Objective: Every record should be repeated exactly, except that pictures are left out.

Records contained in a dataset

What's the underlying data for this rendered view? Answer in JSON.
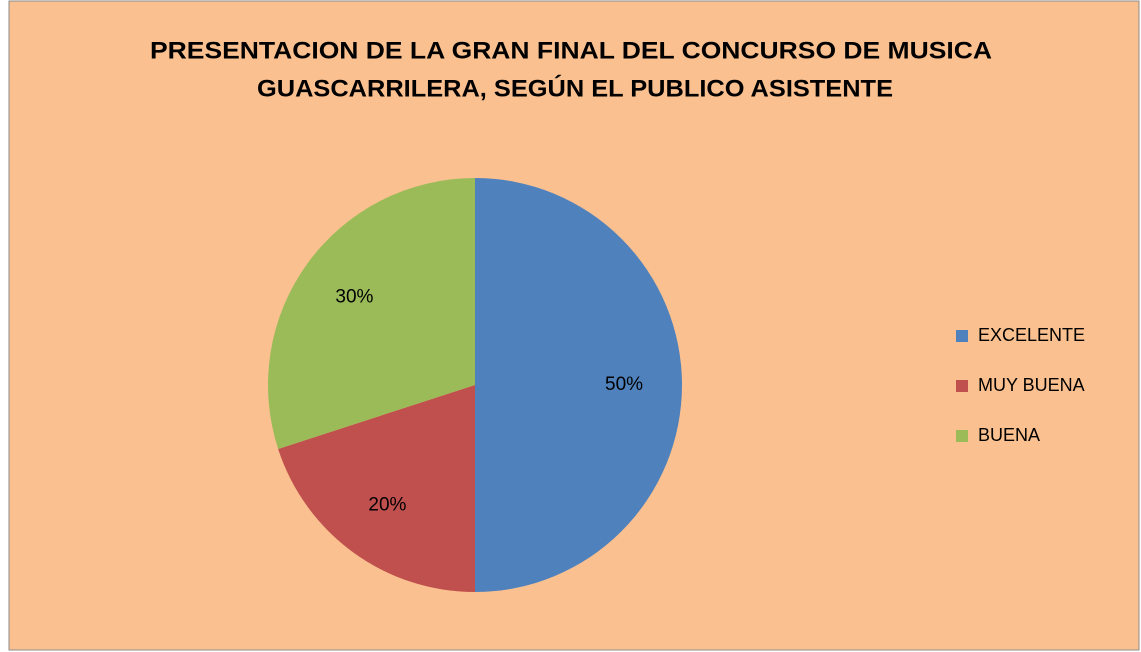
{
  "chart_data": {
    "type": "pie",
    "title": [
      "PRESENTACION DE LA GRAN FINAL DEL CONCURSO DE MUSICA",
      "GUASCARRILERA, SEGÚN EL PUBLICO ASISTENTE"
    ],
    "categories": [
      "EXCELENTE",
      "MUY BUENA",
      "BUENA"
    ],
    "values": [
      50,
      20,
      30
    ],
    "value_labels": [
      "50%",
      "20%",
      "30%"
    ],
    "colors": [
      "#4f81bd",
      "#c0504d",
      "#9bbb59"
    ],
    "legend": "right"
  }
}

The solution:
What's the underlying data for this rendered view? Answer in JSON.
{
  "chart_data": {
    "type": "pie",
    "title": [
      "PRESENTACION DE LA GRAN FINAL DEL CONCURSO DE MUSICA",
      "GUASCARRILERA, SEGÚN EL PUBLICO ASISTENTE"
    ],
    "categories": [
      "EXCELENTE",
      "MUY BUENA",
      "BUENA"
    ],
    "values": [
      50,
      20,
      30
    ],
    "value_labels": [
      "50%",
      "20%",
      "30%"
    ],
    "colors": [
      "#4f81bd",
      "#c0504d",
      "#9bbb59"
    ],
    "legend": "right"
  }
}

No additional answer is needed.